■ EXTRACTED RECORDS:
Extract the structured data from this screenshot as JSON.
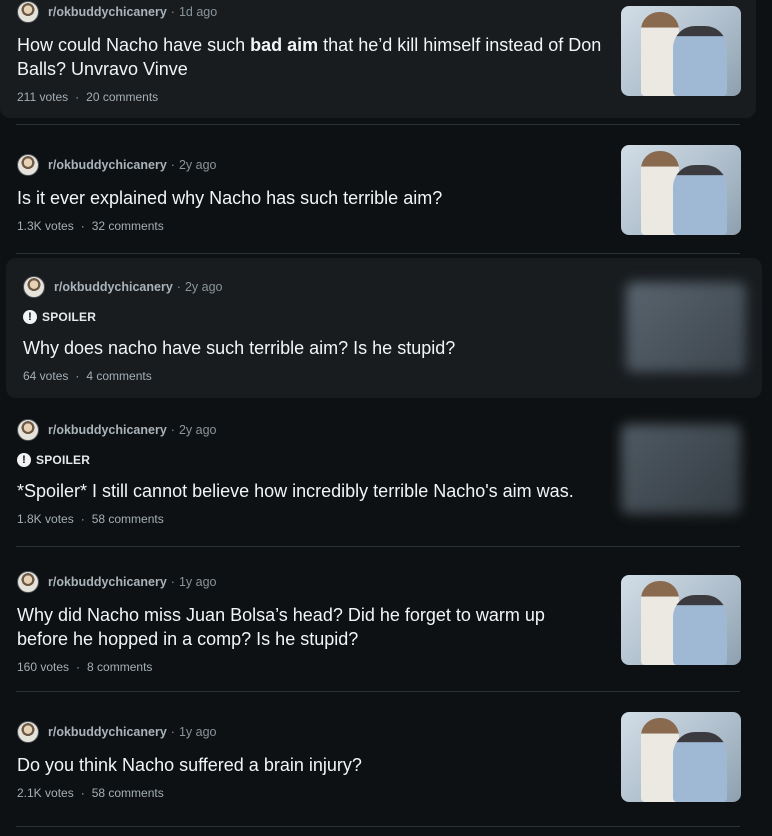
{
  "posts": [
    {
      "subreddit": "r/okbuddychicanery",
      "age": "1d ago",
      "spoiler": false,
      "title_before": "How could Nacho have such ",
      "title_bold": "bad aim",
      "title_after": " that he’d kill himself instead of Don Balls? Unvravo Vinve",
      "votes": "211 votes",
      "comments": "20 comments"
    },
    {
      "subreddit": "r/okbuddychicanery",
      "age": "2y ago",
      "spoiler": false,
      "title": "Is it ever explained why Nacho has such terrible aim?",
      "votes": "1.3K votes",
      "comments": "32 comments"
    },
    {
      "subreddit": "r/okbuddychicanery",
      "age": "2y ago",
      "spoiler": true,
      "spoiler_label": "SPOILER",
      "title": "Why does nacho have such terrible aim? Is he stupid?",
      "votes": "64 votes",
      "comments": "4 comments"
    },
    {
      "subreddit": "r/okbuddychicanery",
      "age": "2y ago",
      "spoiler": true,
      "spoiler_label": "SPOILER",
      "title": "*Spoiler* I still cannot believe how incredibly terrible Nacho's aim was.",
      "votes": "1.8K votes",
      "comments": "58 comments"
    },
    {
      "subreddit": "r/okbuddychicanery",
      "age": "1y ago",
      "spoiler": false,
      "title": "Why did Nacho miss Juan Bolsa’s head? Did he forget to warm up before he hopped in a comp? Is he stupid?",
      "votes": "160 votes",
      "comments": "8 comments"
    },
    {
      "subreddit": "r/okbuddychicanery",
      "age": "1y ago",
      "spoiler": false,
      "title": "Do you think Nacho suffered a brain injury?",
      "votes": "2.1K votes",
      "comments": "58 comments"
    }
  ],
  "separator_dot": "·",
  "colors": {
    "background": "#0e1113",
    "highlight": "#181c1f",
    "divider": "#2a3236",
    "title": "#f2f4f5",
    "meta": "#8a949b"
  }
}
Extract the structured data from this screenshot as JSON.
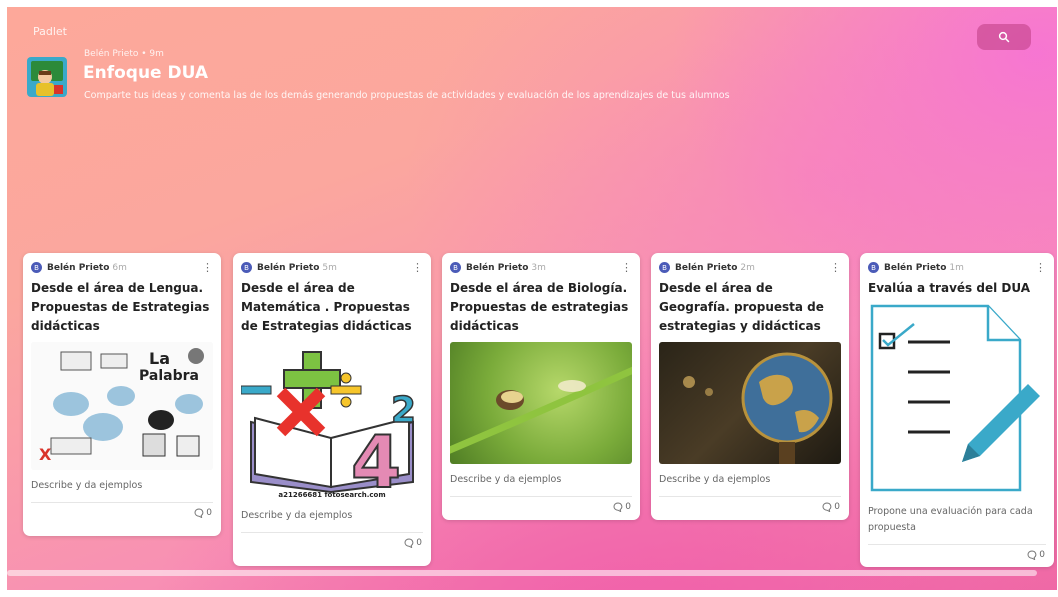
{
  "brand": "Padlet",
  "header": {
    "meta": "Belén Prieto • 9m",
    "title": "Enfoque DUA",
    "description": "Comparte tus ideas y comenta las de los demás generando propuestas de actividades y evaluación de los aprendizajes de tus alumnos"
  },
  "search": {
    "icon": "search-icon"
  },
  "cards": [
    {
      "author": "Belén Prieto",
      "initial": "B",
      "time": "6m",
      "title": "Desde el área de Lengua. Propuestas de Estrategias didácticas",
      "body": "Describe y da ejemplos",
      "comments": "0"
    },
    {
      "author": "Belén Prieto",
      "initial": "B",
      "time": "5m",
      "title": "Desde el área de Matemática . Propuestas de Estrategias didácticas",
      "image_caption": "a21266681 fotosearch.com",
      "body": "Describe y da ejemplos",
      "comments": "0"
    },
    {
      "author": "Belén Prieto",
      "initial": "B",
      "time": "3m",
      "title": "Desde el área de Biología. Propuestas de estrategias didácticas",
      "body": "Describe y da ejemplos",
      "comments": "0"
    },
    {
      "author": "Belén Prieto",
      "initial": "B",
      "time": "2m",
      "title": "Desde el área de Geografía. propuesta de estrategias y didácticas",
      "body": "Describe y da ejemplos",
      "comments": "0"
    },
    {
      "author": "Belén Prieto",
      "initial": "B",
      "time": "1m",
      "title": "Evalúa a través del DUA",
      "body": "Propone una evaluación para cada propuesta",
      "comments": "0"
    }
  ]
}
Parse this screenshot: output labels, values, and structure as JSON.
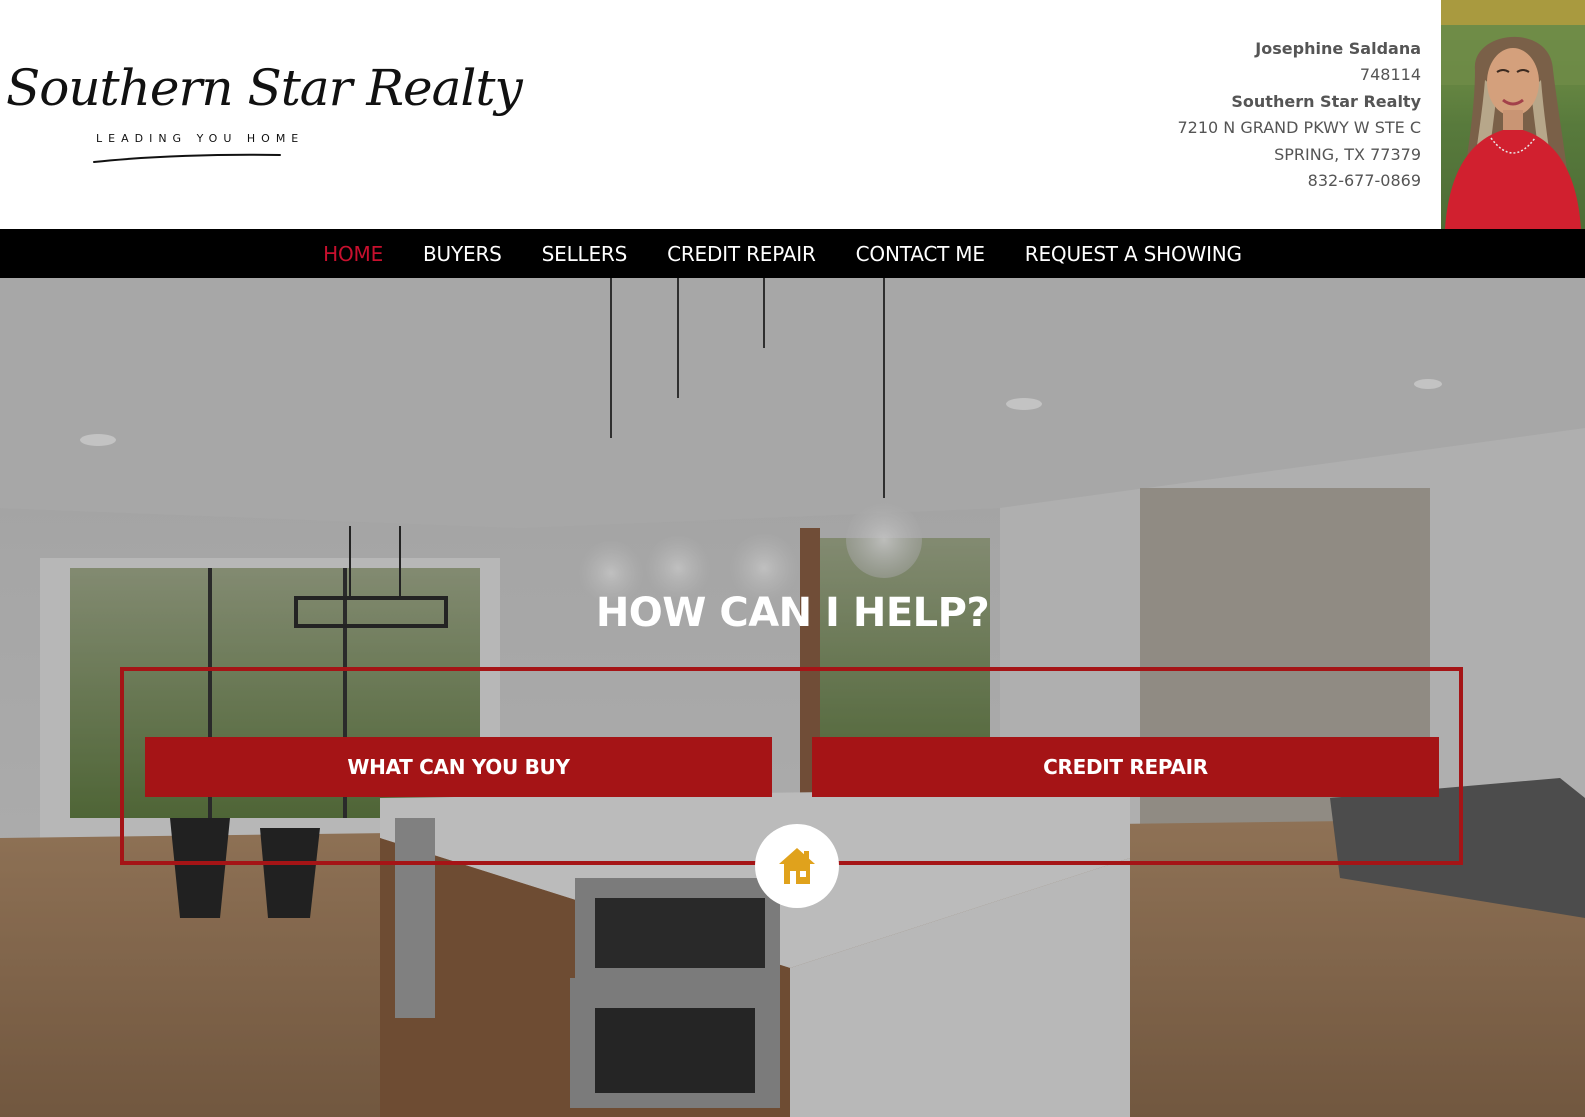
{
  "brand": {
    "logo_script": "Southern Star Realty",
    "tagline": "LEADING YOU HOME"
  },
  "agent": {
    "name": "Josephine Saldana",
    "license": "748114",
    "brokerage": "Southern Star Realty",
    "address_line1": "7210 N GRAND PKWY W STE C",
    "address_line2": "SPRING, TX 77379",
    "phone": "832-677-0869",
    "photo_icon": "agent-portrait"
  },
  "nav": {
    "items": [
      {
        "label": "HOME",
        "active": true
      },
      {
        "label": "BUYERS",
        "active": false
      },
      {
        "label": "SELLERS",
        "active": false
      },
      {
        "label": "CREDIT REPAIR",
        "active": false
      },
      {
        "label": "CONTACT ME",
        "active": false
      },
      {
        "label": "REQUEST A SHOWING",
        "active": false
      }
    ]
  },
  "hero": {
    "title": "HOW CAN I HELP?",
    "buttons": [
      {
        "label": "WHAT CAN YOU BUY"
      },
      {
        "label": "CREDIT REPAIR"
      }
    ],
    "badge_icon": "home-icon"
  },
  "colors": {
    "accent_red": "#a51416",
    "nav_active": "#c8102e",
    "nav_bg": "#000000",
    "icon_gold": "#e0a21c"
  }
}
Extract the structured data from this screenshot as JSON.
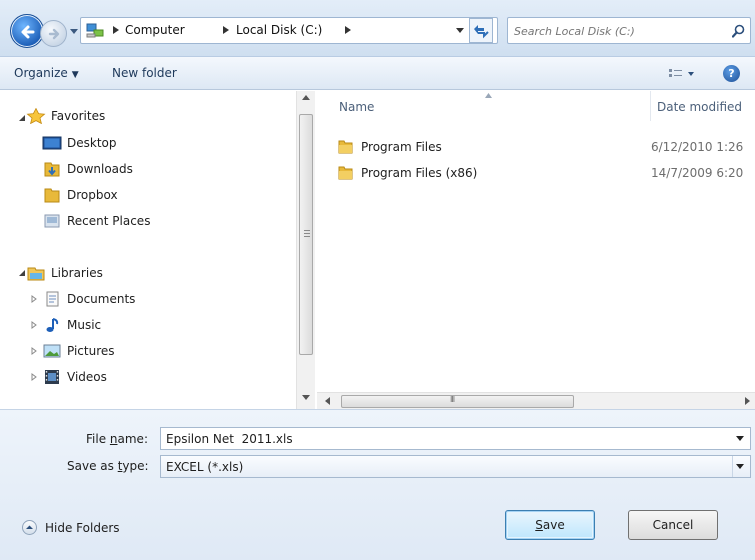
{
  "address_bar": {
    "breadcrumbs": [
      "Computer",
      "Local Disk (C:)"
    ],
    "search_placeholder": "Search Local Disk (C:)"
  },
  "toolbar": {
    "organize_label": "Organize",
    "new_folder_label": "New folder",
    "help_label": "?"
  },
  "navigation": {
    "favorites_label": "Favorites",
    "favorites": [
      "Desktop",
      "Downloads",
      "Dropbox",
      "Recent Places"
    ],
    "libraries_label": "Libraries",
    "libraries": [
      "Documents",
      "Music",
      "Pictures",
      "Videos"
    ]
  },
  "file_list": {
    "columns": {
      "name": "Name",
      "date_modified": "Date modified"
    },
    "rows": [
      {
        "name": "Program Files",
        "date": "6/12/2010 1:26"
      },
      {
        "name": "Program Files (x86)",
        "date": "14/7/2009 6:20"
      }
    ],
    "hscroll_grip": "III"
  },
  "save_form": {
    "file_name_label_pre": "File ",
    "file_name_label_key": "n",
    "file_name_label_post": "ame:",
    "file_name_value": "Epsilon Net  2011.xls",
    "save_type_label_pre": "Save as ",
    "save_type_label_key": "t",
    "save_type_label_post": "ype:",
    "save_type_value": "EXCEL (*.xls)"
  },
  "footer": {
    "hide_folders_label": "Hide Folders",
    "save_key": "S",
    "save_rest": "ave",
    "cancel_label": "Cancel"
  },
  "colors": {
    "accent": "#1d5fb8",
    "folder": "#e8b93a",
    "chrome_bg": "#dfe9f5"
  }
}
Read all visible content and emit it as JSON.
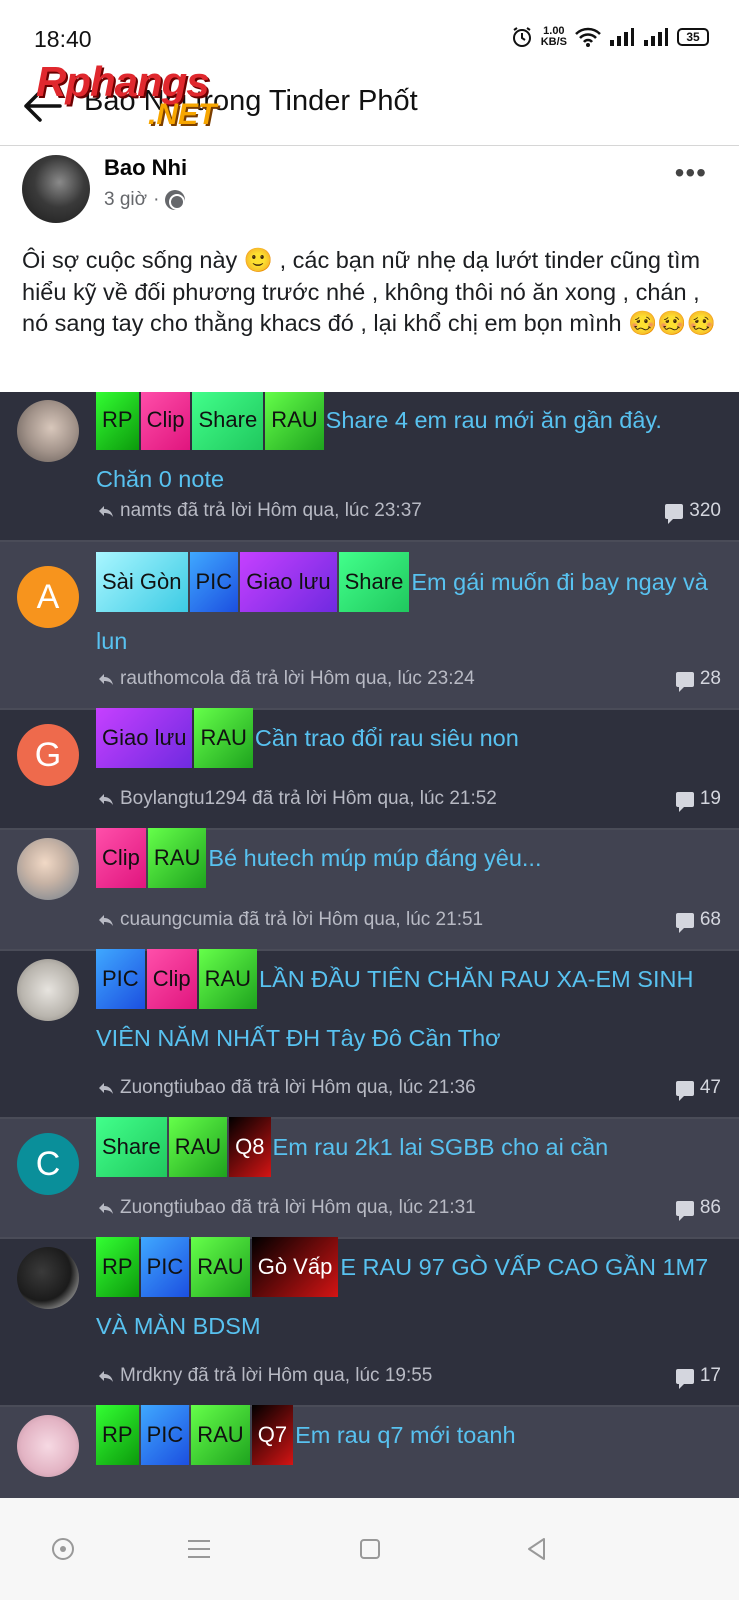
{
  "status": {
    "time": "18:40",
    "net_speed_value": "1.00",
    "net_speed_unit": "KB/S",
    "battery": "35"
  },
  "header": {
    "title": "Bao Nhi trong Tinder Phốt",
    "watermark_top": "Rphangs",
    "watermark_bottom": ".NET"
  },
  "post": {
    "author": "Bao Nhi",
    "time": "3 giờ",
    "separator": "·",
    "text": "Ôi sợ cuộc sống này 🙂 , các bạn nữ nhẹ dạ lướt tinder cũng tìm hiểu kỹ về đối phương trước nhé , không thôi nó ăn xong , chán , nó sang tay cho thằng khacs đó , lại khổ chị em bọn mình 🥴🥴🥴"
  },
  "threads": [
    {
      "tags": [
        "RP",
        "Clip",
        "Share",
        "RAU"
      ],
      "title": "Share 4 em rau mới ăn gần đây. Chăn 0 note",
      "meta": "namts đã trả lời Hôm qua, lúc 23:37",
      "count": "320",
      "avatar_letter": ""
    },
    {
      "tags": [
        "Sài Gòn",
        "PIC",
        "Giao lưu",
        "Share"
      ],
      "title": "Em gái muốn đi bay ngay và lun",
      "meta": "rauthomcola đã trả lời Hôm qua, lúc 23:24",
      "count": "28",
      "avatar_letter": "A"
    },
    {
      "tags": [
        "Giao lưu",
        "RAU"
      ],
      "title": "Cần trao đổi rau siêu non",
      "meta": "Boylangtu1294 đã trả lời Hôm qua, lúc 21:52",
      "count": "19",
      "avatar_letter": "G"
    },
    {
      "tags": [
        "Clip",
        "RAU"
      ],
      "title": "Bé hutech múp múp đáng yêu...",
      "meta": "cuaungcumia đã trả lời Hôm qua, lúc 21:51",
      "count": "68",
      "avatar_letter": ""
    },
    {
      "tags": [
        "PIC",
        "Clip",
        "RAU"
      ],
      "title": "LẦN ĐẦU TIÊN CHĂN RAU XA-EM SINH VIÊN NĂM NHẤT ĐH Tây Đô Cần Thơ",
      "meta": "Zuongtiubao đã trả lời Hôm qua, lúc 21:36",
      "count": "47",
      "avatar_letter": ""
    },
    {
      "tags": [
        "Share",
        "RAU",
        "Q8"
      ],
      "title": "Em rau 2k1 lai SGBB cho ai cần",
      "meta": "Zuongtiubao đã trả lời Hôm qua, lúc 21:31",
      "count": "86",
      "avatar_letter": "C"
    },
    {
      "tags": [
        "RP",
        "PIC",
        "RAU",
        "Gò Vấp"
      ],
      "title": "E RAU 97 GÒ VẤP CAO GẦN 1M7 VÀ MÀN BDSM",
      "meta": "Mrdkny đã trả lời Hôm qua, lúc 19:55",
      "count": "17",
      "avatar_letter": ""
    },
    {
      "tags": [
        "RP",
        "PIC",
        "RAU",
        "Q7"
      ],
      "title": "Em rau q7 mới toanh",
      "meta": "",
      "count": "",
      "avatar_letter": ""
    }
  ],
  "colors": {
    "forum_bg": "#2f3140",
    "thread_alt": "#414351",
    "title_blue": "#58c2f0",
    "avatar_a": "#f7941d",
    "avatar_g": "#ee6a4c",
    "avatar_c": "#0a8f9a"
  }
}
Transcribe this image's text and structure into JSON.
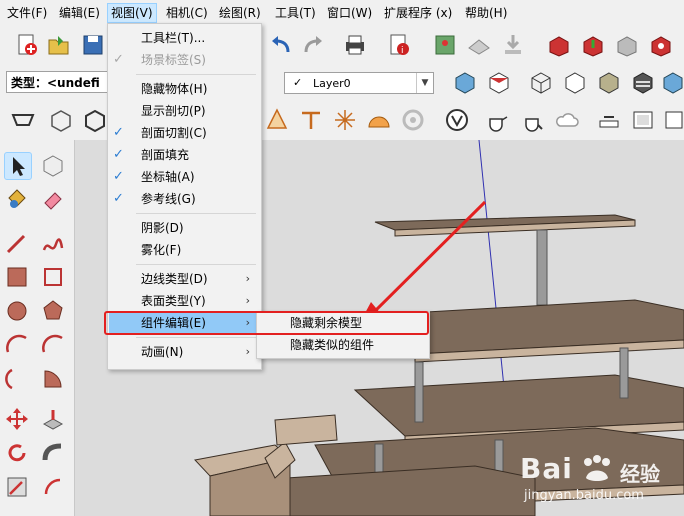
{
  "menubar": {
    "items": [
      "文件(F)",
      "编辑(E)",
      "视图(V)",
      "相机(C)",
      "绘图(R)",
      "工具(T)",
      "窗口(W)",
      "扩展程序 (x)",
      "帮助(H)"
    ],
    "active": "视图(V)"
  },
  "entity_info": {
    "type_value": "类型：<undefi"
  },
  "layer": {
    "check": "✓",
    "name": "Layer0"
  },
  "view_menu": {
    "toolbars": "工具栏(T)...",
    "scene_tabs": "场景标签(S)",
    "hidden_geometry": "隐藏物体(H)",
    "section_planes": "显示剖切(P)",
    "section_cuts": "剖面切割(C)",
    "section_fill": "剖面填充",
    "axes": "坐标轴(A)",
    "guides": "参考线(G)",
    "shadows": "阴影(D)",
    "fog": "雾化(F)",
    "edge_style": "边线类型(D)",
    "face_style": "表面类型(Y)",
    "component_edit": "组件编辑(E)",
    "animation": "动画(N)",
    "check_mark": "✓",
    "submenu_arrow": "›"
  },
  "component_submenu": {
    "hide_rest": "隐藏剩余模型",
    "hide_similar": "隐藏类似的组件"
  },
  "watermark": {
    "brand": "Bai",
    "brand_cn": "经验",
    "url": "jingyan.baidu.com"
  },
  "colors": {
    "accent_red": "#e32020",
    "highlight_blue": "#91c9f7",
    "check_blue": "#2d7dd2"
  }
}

■ WORK TO COMPLETE:
Reply with one number only: how many lines of the listing hold "Desde"?

■ RESPONSE FOR THIS EXERCISE:
4